WHAT YOU HAVE TO DO
Go through the material and pull out every line with the string "JSON" in it.

LISTED RECORDS
***
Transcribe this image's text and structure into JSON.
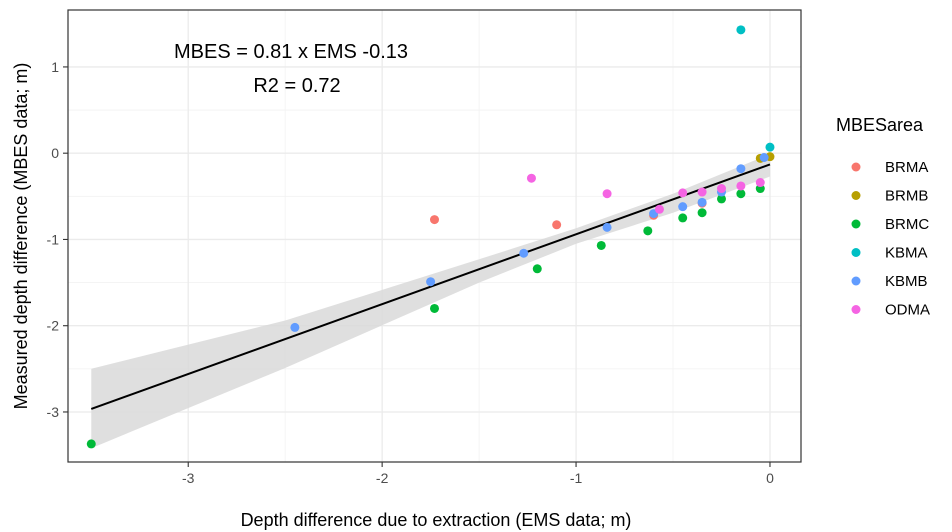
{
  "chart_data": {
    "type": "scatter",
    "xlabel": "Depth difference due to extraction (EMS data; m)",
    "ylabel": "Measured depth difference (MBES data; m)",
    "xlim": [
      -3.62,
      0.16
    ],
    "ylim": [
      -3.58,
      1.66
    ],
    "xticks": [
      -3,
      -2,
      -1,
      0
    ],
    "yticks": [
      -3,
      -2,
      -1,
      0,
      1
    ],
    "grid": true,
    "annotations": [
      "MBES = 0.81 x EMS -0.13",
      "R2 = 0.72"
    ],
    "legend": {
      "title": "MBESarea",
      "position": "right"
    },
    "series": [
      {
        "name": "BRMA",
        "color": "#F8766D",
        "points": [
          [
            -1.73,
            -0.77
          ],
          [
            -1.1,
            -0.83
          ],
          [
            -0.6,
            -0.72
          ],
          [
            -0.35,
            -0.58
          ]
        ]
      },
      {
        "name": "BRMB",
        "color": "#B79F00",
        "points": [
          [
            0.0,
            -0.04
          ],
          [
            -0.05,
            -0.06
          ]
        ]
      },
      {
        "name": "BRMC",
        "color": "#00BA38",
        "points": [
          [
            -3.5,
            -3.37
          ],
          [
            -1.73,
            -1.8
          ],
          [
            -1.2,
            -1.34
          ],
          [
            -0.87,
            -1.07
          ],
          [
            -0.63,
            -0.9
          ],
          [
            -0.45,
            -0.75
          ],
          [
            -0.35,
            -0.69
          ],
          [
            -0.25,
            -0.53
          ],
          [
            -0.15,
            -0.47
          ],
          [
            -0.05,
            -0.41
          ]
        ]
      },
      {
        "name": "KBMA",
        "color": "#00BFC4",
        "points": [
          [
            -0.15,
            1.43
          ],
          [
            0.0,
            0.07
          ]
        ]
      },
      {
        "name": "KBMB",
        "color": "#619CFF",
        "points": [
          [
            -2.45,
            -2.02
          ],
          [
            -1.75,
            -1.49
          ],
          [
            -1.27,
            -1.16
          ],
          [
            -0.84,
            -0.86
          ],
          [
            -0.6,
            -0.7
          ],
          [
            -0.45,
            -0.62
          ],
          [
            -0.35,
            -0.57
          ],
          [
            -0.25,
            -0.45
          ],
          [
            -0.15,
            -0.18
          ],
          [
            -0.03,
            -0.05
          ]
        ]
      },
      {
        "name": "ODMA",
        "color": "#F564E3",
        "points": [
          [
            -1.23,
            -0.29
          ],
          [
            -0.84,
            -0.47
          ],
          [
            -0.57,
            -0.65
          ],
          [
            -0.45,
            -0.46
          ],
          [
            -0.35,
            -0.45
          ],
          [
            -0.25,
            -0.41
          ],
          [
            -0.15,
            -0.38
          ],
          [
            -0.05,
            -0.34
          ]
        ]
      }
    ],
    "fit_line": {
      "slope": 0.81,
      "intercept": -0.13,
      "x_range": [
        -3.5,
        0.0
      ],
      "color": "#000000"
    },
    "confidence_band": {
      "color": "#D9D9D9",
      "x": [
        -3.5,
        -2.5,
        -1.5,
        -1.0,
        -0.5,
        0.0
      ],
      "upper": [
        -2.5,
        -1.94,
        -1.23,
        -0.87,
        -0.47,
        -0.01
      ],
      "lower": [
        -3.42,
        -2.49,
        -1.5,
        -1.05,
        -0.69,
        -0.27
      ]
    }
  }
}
***
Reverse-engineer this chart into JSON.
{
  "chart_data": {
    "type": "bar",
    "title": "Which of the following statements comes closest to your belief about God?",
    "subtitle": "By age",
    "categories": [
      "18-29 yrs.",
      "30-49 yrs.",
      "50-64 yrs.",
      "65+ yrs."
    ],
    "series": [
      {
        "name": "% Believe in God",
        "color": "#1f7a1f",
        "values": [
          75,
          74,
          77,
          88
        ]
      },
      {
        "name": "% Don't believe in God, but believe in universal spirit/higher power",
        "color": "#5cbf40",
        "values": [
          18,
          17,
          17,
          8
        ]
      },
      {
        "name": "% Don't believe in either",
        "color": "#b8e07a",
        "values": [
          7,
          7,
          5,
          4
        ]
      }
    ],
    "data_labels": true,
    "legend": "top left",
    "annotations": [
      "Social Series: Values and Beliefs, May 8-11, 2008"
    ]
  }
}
***
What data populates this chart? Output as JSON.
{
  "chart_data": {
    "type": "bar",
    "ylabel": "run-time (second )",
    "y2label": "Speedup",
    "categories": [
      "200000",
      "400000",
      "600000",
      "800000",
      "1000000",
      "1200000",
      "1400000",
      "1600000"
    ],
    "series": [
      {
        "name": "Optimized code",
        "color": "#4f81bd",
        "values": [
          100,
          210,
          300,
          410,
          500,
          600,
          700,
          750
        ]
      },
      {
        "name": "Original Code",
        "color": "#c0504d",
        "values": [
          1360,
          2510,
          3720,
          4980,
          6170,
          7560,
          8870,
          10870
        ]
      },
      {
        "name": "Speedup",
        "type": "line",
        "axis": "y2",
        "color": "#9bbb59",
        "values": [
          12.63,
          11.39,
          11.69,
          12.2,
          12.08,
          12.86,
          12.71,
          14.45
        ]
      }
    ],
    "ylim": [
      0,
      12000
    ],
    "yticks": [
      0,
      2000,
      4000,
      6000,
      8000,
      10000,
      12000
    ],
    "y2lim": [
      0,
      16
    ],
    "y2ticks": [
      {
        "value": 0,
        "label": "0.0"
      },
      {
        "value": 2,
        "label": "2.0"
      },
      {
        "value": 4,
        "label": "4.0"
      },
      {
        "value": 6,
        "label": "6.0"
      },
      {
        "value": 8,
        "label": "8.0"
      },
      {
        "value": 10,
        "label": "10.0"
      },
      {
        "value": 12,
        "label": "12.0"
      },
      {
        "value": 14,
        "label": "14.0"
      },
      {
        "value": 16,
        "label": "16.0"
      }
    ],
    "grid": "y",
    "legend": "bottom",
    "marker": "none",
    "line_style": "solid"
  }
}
***
RESPONSE TO THE TASK
Transcribe this image's text and structure into JSON.
Reverse-engineer this chart into JSON.
What data populates this chart? Output as JSON.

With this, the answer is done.